Saved entries
──────────────────────────────
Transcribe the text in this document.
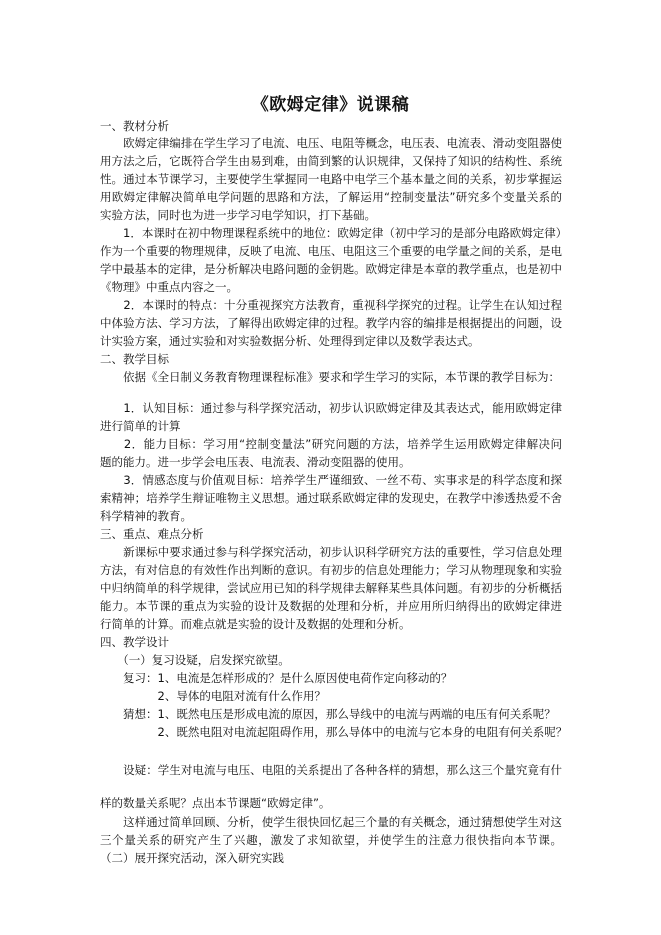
《欧姆定律》说课稿
一、教材分析
　　欧姆定律编排在学生学习了电流、电压、电阻等概念，电压表、电流表、滑动变阻器使
用方法之后，它既符合学生由易到难，由简到繁的认识规律，又保持了知识的结构性、系统
性。通过本节课学习，主要使学生掌握同一电路中电学三个基本量之间的关系，初步掌握运
用欧姆定律解决简单电学问题的思路和方法，了解运用“控制变量法”研究多个变量关系的
实验方法，同时也为进一步学习电学知识，打下基础。
　　1．本课时在初中物理课程系统中的地位：欧姆定律（初中学习的是部分电路欧姆定律）
作为一个重要的物理规律，反映了电流、电压、电阻这三个重要的电学量之间的关系，是电
学中最基本的定律，是分析解决电路问题的金钥匙。欧姆定律是本章的教学重点，也是初中
《物理》中重点内容之一。
　　2．本课时的特点：十分重视探究方法教育，重视科学探究的过程。让学生在认知过程
中体验方法、学习方法，了解得出欧姆定律的过程。教学内容的编排是根据提出的问题，设
计实验方案，通过实验和对实验数据分析、处理得到定律以及数学表达式。
二、教学目标
　　依据《全日制义务教育物理课程标准》要求和学生学习的实际，本节课的教学目标为：
　　1．认知目标：通过参与科学探究活动，初步认识欧姆定律及其表达式，能用欧姆定律
进行简单的计算
　　2．能力目标：学习用“控制变量法”研究问题的方法，培养学生运用欧姆定律解决问
题的能力。进一步学会电压表、电流表、滑动变阻器的使用。
　　3．情感态度与价值观目标：培养学生严谨细致、一丝不苟、实事求是的科学态度和探
索精神；培养学生辩证唯物主义思想。通过联系欧姆定律的发现史，在教学中渗透热爱不舍
科学精神的教育。
三、重点、难点分析
　　新课标中要求通过参与科学探究活动，初步认识科学研究方法的重要性，学习信息处理
方法，有对信息的有效性作出判断的意识。有初步的信息处理能力；学习从物理现象和实验
中归纳简单的科学规律，尝试应用已知的科学规律去解释某些具体问题。有初步的分析概括
能力。本节课的重点为实验的设计及数据的处理和分析，并应用所归纳得出的欧姆定律进
行简单的计算。而难点就是实验的设计及数据的处理和分析。
四、教学设计
　　（一）复习设疑，启发探究欲望。
　　复习：1、电流是怎样形成的？是什么原因使电荷作定向移动的？
　　　　　2、导体的电阻对流有什么作用？
　　猜想：1、既然电压是形成电流的原因，那么导线中的电流与两端的电压有何关系呢？
　　　　　2、既然电阻对电流起阻碍作用，那么导体中的电流与它本身的电阻有何关系呢？
　　设疑：学生对电流与电压、电阻的关系提出了各种各样的猜想，那么这三个量究竟有什
样的数量关系呢？点出本节课题“欧姆定律”。
　　这样通过简单回顾、分析，使学生很快回忆起三个量的有关概念，通过猜想使学生对这
三个量关系的研究产生了兴趣，激发了求知欲望，并使学生的注意力很快指向本节课。
（二）展开探究活动，深入研究实践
──────────────────────────────
** OBJECTIVE **
Copy out every line from the data above that has "控制变量法" in it.

** SOLVED PROBLEM **
用欧姆定律解决简单电学问题的思路和方法，了解运用“控制变量法”研究多个变量关系的
　　2．能力目标：学习用“控制变量法”研究问题的方法，培养学生运用欧姆定律解决问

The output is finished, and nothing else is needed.